What the task requires — Transcribe everything in the data word for word. Pictures are left out.

Records about charts and figures:
——
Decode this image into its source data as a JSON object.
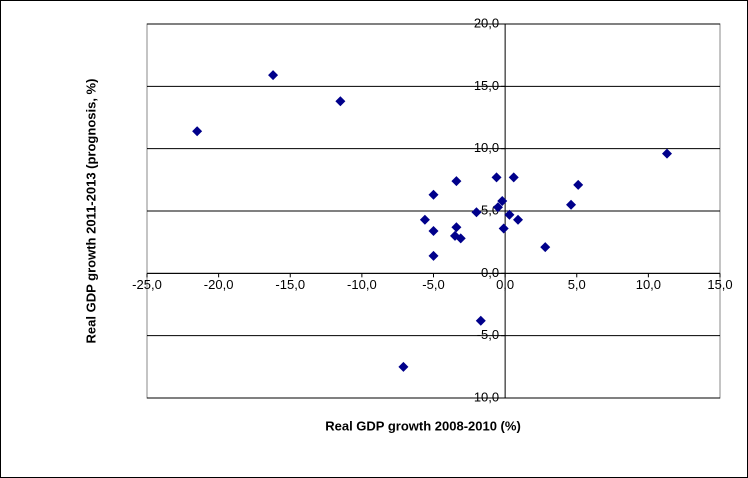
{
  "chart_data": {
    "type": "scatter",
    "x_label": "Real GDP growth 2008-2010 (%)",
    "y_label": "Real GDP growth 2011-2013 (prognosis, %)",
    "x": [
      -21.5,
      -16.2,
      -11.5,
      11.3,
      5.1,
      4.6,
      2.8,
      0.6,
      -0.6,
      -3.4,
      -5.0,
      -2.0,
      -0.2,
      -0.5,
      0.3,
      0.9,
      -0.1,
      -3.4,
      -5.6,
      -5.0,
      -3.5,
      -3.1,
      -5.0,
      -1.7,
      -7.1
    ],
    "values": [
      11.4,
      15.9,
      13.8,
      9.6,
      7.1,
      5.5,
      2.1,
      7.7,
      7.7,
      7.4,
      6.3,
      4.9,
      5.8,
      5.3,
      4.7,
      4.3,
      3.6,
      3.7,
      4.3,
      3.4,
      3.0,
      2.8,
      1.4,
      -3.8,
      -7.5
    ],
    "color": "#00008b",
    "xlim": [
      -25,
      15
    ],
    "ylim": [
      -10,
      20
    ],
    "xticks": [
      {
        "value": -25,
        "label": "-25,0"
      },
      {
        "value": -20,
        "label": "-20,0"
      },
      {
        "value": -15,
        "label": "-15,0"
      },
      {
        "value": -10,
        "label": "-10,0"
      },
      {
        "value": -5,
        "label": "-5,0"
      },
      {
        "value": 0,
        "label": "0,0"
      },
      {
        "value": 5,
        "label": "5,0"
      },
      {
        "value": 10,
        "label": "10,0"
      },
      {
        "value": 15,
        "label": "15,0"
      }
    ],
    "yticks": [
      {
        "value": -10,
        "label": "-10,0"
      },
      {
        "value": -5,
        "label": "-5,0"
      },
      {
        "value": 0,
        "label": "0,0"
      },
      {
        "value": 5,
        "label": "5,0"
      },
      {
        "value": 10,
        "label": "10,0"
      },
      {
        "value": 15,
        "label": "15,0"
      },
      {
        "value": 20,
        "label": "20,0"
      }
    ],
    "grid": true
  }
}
——
Right answer —
Decode this image into its source data as a JSON object.
{
  "chart_data": {
    "type": "scatter",
    "x_label": "Real GDP growth 2008-2010 (%)",
    "y_label": "Real GDP growth 2011-2013 (prognosis, %)",
    "x": [
      -21.5,
      -16.2,
      -11.5,
      11.3,
      5.1,
      4.6,
      2.8,
      0.6,
      -0.6,
      -3.4,
      -5.0,
      -2.0,
      -0.2,
      -0.5,
      0.3,
      0.9,
      -0.1,
      -3.4,
      -5.6,
      -5.0,
      -3.5,
      -3.1,
      -5.0,
      -1.7,
      -7.1
    ],
    "values": [
      11.4,
      15.9,
      13.8,
      9.6,
      7.1,
      5.5,
      2.1,
      7.7,
      7.7,
      7.4,
      6.3,
      4.9,
      5.8,
      5.3,
      4.7,
      4.3,
      3.6,
      3.7,
      4.3,
      3.4,
      3.0,
      2.8,
      1.4,
      -3.8,
      -7.5
    ],
    "color": "#00008b",
    "xlim": [
      -25,
      15
    ],
    "ylim": [
      -10,
      20
    ],
    "xticks": [
      {
        "value": -25,
        "label": "-25,0"
      },
      {
        "value": -20,
        "label": "-20,0"
      },
      {
        "value": -15,
        "label": "-15,0"
      },
      {
        "value": -10,
        "label": "-10,0"
      },
      {
        "value": -5,
        "label": "-5,0"
      },
      {
        "value": 0,
        "label": "0,0"
      },
      {
        "value": 5,
        "label": "5,0"
      },
      {
        "value": 10,
        "label": "10,0"
      },
      {
        "value": 15,
        "label": "15,0"
      }
    ],
    "yticks": [
      {
        "value": -10,
        "label": "-10,0"
      },
      {
        "value": -5,
        "label": "-5,0"
      },
      {
        "value": 0,
        "label": "0,0"
      },
      {
        "value": 5,
        "label": "5,0"
      },
      {
        "value": 10,
        "label": "10,0"
      },
      {
        "value": 15,
        "label": "15,0"
      },
      {
        "value": 20,
        "label": "20,0"
      }
    ],
    "grid": true
  }
}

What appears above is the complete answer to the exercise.